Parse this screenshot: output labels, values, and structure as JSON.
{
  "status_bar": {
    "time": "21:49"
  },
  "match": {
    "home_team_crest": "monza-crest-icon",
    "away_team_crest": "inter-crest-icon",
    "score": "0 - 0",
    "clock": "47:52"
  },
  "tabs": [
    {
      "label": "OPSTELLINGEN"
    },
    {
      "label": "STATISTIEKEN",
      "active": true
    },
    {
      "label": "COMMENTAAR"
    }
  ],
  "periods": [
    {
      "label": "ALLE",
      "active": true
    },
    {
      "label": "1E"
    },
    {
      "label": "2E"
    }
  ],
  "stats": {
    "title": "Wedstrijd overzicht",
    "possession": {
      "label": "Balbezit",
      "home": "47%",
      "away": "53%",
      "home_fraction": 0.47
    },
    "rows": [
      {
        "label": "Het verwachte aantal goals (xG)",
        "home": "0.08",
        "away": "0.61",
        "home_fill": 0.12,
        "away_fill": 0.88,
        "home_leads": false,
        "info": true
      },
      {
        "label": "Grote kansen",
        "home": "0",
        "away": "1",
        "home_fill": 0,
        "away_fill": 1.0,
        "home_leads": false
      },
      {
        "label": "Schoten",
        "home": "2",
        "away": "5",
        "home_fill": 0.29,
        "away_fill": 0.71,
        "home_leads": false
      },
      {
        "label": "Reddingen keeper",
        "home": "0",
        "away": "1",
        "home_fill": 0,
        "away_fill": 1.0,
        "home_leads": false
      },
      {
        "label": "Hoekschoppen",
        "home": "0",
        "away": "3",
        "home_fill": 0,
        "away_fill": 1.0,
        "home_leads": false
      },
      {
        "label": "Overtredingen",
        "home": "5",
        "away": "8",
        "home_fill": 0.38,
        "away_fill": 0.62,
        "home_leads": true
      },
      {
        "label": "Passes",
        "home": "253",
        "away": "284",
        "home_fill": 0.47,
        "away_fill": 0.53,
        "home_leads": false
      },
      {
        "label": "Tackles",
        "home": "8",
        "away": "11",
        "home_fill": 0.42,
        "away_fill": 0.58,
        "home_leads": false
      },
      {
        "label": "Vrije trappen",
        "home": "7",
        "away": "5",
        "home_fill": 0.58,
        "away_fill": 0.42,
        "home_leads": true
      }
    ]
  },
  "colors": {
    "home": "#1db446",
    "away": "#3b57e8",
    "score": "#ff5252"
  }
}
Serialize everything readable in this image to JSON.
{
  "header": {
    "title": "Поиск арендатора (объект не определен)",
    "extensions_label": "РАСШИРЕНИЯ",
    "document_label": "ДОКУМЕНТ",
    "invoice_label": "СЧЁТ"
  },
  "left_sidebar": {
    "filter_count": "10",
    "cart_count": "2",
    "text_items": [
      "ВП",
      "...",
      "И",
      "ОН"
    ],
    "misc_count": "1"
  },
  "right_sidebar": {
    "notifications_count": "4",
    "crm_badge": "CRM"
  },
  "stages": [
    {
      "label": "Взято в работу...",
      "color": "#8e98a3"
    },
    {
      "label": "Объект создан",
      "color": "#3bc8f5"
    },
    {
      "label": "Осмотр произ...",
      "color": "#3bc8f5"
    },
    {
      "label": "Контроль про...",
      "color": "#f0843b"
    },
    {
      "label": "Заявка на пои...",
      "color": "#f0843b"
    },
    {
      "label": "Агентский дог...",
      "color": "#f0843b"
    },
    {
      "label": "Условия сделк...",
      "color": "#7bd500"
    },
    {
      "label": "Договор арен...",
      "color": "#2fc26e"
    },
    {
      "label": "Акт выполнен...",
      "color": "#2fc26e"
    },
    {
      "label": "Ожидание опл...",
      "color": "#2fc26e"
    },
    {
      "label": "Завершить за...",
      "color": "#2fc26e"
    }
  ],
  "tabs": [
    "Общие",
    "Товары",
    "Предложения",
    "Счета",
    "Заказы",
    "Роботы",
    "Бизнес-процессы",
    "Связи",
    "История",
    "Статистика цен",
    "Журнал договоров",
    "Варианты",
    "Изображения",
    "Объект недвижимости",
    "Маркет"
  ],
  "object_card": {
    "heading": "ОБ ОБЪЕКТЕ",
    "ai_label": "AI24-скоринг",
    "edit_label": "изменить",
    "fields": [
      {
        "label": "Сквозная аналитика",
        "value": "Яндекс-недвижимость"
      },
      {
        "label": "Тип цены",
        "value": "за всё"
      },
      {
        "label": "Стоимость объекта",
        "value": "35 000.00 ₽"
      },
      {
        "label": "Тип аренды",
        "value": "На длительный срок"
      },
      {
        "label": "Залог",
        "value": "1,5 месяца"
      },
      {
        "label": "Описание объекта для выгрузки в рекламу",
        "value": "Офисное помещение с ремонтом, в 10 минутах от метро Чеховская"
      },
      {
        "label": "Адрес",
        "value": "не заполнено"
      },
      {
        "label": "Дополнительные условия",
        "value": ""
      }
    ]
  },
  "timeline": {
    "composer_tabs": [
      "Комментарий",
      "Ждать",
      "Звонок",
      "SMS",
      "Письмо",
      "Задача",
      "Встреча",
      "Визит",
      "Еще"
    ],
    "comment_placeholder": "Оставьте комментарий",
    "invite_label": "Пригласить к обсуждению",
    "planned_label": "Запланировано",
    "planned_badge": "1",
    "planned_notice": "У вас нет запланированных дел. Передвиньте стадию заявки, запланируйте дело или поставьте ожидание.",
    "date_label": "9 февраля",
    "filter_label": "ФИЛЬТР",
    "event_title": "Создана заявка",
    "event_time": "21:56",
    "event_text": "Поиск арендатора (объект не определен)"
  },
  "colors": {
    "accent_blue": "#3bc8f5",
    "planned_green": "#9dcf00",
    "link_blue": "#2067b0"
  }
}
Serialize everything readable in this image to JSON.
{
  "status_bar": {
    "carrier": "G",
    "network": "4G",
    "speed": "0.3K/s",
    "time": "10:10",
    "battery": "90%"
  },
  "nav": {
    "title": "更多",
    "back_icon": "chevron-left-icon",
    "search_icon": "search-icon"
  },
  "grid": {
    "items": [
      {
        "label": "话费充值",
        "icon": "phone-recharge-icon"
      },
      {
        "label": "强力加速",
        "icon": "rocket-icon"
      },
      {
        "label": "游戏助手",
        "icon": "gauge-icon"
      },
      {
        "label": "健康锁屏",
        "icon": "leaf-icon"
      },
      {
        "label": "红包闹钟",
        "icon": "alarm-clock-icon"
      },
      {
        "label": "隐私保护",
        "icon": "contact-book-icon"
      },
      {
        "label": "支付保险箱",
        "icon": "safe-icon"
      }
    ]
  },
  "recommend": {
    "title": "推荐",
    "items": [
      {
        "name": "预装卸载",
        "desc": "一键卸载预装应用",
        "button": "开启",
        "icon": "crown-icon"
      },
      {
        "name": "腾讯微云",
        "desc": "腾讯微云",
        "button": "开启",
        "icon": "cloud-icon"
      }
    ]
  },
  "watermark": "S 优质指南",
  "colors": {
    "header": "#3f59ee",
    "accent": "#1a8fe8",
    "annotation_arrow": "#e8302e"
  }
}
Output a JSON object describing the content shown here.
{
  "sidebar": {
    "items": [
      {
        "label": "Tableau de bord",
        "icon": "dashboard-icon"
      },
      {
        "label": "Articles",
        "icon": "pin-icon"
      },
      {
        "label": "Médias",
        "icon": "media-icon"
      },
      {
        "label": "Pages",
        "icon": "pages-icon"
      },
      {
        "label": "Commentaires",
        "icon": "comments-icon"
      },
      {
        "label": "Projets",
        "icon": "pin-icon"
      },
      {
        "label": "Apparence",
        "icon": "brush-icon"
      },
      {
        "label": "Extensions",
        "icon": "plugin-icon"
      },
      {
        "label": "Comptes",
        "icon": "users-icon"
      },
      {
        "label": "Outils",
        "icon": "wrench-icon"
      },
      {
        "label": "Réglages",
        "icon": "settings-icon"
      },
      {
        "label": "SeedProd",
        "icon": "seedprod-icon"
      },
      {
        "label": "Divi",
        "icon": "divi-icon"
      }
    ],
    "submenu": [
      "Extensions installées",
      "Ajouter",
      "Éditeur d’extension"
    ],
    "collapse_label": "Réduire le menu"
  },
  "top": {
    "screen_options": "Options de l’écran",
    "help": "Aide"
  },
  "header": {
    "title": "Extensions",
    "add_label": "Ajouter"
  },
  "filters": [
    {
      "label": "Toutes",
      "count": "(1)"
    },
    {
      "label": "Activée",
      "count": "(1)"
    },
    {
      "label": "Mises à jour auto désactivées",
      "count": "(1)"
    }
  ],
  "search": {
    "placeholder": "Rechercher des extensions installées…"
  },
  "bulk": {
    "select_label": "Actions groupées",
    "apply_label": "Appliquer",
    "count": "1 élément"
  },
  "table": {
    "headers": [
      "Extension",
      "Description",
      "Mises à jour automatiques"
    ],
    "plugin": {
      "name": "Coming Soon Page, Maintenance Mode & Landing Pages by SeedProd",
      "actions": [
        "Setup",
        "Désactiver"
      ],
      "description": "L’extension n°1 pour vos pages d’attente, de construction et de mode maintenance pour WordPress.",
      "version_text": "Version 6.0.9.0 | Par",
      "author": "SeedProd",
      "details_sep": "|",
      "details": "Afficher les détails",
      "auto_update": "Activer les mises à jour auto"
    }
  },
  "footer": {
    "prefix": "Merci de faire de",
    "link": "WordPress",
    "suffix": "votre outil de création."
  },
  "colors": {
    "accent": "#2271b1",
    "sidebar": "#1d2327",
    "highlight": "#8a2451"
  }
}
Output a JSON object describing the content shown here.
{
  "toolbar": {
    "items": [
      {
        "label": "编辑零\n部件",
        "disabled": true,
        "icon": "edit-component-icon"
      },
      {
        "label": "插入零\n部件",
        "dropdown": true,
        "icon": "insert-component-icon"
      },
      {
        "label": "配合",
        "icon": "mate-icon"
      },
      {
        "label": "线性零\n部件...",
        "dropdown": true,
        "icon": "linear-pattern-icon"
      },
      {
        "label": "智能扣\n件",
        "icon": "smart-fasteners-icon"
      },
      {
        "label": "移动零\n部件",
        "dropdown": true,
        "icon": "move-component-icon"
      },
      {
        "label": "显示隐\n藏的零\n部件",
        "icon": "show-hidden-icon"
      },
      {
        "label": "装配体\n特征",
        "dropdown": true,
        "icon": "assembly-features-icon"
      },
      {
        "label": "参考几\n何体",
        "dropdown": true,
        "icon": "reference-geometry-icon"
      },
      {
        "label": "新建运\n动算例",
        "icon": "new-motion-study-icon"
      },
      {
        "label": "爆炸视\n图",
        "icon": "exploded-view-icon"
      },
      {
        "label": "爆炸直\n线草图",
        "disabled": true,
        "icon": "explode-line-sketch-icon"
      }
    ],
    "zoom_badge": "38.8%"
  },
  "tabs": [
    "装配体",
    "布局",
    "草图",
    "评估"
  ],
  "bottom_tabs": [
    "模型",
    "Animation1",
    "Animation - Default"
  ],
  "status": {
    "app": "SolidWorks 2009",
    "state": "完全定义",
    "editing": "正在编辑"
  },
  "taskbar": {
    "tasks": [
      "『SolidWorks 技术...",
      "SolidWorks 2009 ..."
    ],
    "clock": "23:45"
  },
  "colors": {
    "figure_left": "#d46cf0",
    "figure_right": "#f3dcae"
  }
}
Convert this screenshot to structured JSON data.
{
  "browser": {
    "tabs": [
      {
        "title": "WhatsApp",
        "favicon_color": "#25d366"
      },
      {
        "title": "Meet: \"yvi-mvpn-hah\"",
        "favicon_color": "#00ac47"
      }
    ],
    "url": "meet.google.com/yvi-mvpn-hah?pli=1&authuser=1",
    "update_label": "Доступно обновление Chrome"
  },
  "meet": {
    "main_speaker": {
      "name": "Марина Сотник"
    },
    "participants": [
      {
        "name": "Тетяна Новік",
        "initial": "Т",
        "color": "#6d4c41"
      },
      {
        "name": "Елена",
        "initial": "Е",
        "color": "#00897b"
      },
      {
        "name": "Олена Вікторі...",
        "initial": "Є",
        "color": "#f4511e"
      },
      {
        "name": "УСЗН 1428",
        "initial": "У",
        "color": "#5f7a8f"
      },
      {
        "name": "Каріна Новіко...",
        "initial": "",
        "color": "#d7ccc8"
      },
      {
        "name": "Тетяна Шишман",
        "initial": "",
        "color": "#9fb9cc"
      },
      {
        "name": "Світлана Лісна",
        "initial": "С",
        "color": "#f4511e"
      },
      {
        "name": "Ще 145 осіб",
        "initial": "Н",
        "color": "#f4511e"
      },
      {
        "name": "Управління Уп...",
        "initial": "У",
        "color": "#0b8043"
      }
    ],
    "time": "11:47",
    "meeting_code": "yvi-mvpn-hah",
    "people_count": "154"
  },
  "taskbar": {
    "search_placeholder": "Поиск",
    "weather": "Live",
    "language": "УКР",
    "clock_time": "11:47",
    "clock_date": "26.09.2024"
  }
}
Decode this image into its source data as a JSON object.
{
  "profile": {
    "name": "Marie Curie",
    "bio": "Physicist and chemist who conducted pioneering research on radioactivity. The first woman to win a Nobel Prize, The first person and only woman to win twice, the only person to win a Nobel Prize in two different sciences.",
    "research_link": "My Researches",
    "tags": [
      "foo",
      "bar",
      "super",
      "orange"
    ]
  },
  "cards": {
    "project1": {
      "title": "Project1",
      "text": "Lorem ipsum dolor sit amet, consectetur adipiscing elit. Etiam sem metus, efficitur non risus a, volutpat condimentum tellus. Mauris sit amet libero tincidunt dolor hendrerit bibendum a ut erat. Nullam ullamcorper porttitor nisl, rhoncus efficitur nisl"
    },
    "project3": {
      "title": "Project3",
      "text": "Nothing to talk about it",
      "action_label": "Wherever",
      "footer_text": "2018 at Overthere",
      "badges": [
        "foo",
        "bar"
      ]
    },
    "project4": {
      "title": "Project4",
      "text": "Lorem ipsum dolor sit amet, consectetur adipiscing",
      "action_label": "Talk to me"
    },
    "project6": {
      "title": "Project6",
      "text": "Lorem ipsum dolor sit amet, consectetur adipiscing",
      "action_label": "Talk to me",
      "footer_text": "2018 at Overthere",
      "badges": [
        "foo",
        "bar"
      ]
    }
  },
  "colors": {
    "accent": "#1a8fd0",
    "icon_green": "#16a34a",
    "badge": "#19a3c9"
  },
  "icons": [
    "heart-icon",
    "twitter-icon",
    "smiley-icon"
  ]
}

- THE TASK
Search the entries for the word "jour", then list each line that holds it.

- RESULT BELOW
      "label": "Mises à jour auto désactivées",
      "Mises à jour automatiques"
      "auto_update": "Activer les mises à jour auto"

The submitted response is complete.